● Excerpt to read
Yet he noted: “Intrepid revenues in June were 93% of 2019’s level. We’re starting to feel more robust.”

Intrepid carried 470,000 customers on 1,000 trips to 100 countries in 2019, a far cry from its founding in 1989 by Australian friends Darrell Wade and Geoff Manchester.

But Thornton has bigger plans, explaining: “Adventure travel, where you meet local people and try local food, has gone from being niche to one of the fastest-growing sectors. We’ve proved you can be commercially successful but run with purpose.”

Thornton is keen to talk about Intrepid’s status as a B-Corporation, an independently run process which assesses a company’s social and environmental performance. Intrepid attained B-Corp certification in 2018, making it now one of more than 5,000 B-Corp companies.

The B stands for ‘beneficial’, with certified companies required to meet standards of transparency, accountability, sustainability and performance in creating value for ‘stakeholders’, not just traditional shareholders but employees, the community, environment, suppliers and customers.

Thornton said: “B-Corp certification is still in its infancy. We signed up in 2015. I thought we’d do it in three months. It took three years, but it should take time.”

He argued: “We believe in a different way of doing business. We try to deliver profitable returns. But profit is the output of what we do, not the reason for it.”

Thornton noted: “It’s easier to go B-Corp if you’re a small company. You don’t have to be perfect, but you do have to benefit all shareholders and not just run for quarterly returns.”

That was a fundamental difference when Intrepid was part of Tui between 2010 and 2015, with Tui “managed for quarterly profitability”. Thornton said the company “managed to extract itself” by buying out Tui’s controlling stake.

Now he talks about growing the market for “experience‑rich travel” and bringing what he calls “casual intensity” to Intrepid, explaining: “We want to create a business that is profitable and purpose-led, and be number-one in the industry.”

The focus of that intensity will be the UK and US for the time being. He said: “We’re pretty much a household name in Australia. One-third of our customers are US, a third UK and a third Australian. But the UK and US will be 70%-80% of our business in two to three years.”

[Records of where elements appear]
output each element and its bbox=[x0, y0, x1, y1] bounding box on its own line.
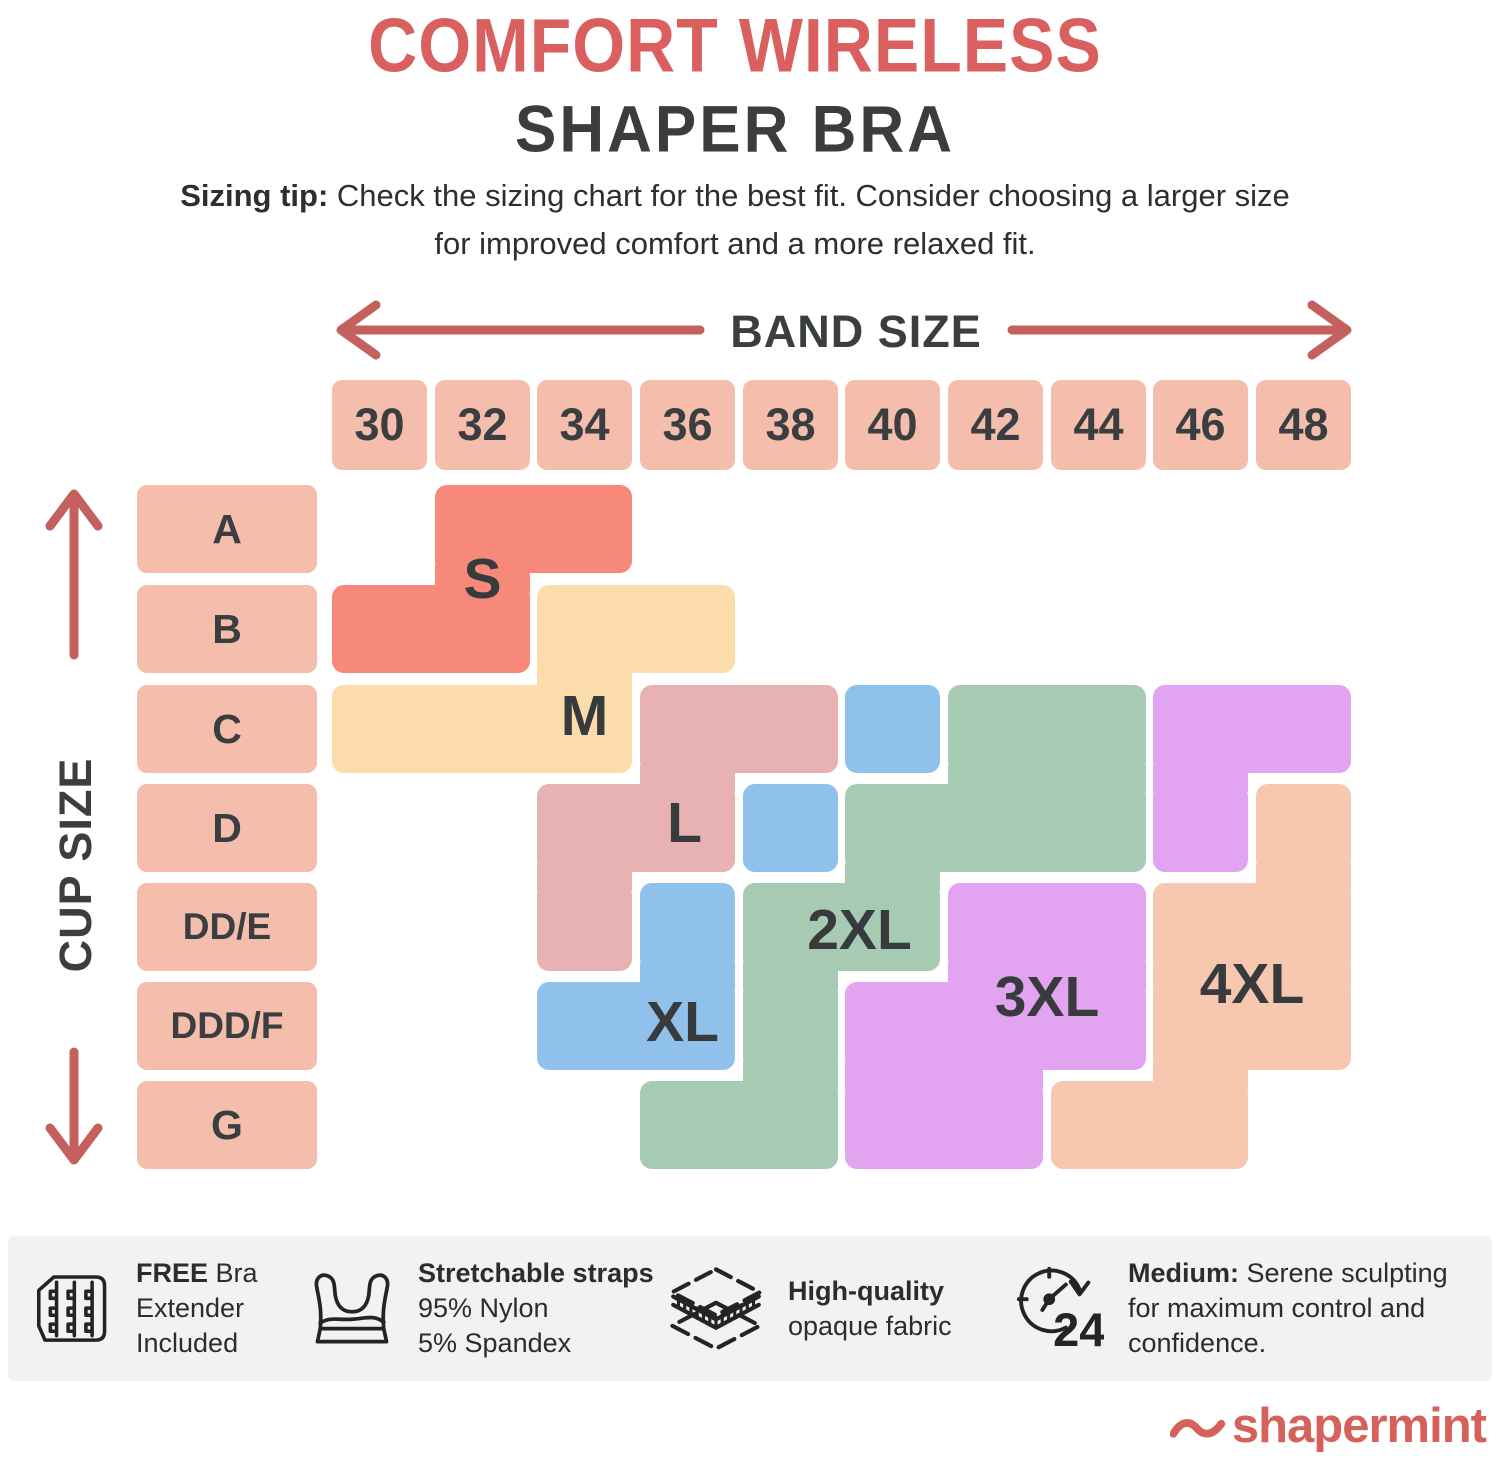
size-region-l bbox=[640, 685, 838, 773]
feature-text: FREE BraExtenderIncluded bbox=[136, 1256, 258, 1361]
size-region-2xl bbox=[743, 982, 838, 1070]
size-region-xl bbox=[845, 685, 940, 773]
band-size-cell: 34 bbox=[537, 380, 632, 470]
cup-size-cell: B bbox=[137, 585, 317, 673]
size-region-2xl bbox=[640, 1081, 838, 1169]
size-region-2xl-join bbox=[743, 1062, 838, 1089]
size-region-2xl bbox=[948, 685, 1146, 773]
bra-icon bbox=[310, 1266, 394, 1352]
band-size-cell: 36 bbox=[640, 380, 735, 470]
size-region-2xl-join bbox=[948, 765, 1146, 792]
band-size-cell: 42 bbox=[948, 380, 1043, 470]
feature-text-line: Stretchable straps bbox=[418, 1256, 654, 1291]
band-size-cell: 38 bbox=[743, 380, 838, 470]
cup-size-cell: C bbox=[137, 685, 317, 773]
feature-stretchable-straps: Stretchable straps95% Nylon5% Spandex bbox=[310, 1236, 654, 1381]
size-region-3xl bbox=[845, 1081, 1043, 1169]
size-region-label: 2XL bbox=[807, 897, 912, 963]
cup-size-cell: DDD/F bbox=[137, 982, 317, 1070]
cup-size-cell: G bbox=[137, 1081, 317, 1169]
size-region-l bbox=[537, 784, 735, 872]
band-size-cell: 44 bbox=[1051, 380, 1146, 470]
feature-text-line: 95% Nylon bbox=[418, 1291, 654, 1326]
size-region-2xl-join bbox=[845, 864, 940, 891]
feature-text: Stretchable straps95% Nylon5% Spandex bbox=[418, 1256, 654, 1361]
band-size-cell: 32 bbox=[435, 380, 530, 470]
size-region-label: M bbox=[561, 683, 608, 749]
feature-text-line: confidence. bbox=[1128, 1326, 1448, 1361]
clock-24-badge: 24 bbox=[1053, 1303, 1104, 1355]
feature-bra-extender: FREE BraExtenderIncluded bbox=[26, 1236, 258, 1381]
size-region-2xl-join bbox=[743, 963, 838, 990]
bra-extender-icon bbox=[26, 1269, 112, 1349]
band-size-cell: 46 bbox=[1153, 380, 1248, 470]
size-region-xl bbox=[743, 784, 838, 872]
fabric-layers-icon bbox=[668, 1263, 764, 1355]
size-region-label: XL bbox=[646, 989, 719, 1055]
cup-size-cell: DD/E bbox=[137, 883, 317, 971]
size-region-3xl-join bbox=[845, 1062, 1043, 1089]
brand-logo-text: shapermint bbox=[1232, 1398, 1486, 1454]
cup-size-cell: D bbox=[137, 784, 317, 872]
band-size-cell: 40 bbox=[845, 380, 940, 470]
size-region-l bbox=[537, 883, 632, 971]
size-region-label: S bbox=[463, 546, 501, 612]
size-region-4xl-join bbox=[1256, 864, 1351, 891]
feature-text-line: FREE Bra bbox=[136, 1256, 258, 1291]
feature-text-line: High-quality bbox=[788, 1274, 952, 1309]
feature-text-line: Medium: Serene sculpting bbox=[1128, 1256, 1448, 1291]
size-region-label: L bbox=[667, 790, 702, 856]
size-region-label: 4XL bbox=[1200, 951, 1305, 1017]
size-region-3xl bbox=[1153, 784, 1248, 872]
clock-24-icon: 24 bbox=[1014, 1263, 1104, 1355]
brand-logo: shapermint bbox=[1170, 1398, 1486, 1454]
size-region-m bbox=[537, 585, 735, 673]
cup-size-cell: A bbox=[137, 485, 317, 573]
logo-squiggle-icon bbox=[1170, 1409, 1228, 1443]
feature-text: High-qualityopaque fabric bbox=[788, 1274, 952, 1344]
size-region-3xl bbox=[948, 883, 1146, 971]
size-region-xl-join bbox=[640, 963, 735, 990]
size-region-l-join bbox=[640, 765, 735, 792]
size-region-label: 3XL bbox=[995, 964, 1100, 1030]
size-region-4xl bbox=[1256, 784, 1351, 872]
size-region-3xl-join bbox=[1153, 765, 1248, 792]
size-region-3xl bbox=[1153, 685, 1351, 773]
feature-text-line: Extender bbox=[136, 1291, 258, 1326]
feature-text-line: Included bbox=[136, 1326, 258, 1361]
size-region-4xl bbox=[1051, 1081, 1248, 1169]
size-region-2xl bbox=[845, 784, 1146, 872]
size-region-xl bbox=[640, 883, 735, 971]
size-region-4xl-join bbox=[1153, 1062, 1248, 1089]
feature-text: Medium: Serene sculptingfor maximum cont… bbox=[1128, 1256, 1448, 1361]
feature-opaque-fabric: High-qualityopaque fabric bbox=[668, 1236, 952, 1381]
size-region-l-join bbox=[537, 864, 632, 891]
band-size-cell: 48 bbox=[1256, 380, 1351, 470]
feature-medium-control: 24 Medium: Serene sculptingfor maximum c… bbox=[1014, 1236, 1448, 1381]
feature-text-line: for maximum control and bbox=[1128, 1291, 1448, 1326]
band-size-cell: 30 bbox=[332, 380, 427, 470]
feature-text-line: 5% Spandex bbox=[418, 1326, 654, 1361]
feature-text-line: opaque fabric bbox=[788, 1309, 952, 1344]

● What to do
a) In the excerpt about Intrepid, in what year did the company attain B-Corp certification?
b) Reproduce word for word the stretch of the excerpt about Intrepid from "Intrepid carried 470,000" through "and Geoff Manchester.".

● Expected responses
a) 2018

b)
Intrepid carried 470,000 customers on 1,000 trips to 100 countries in 2019, a far cry from its founding in 1989 by Australian friends Darrell Wade and Geoff Manchester.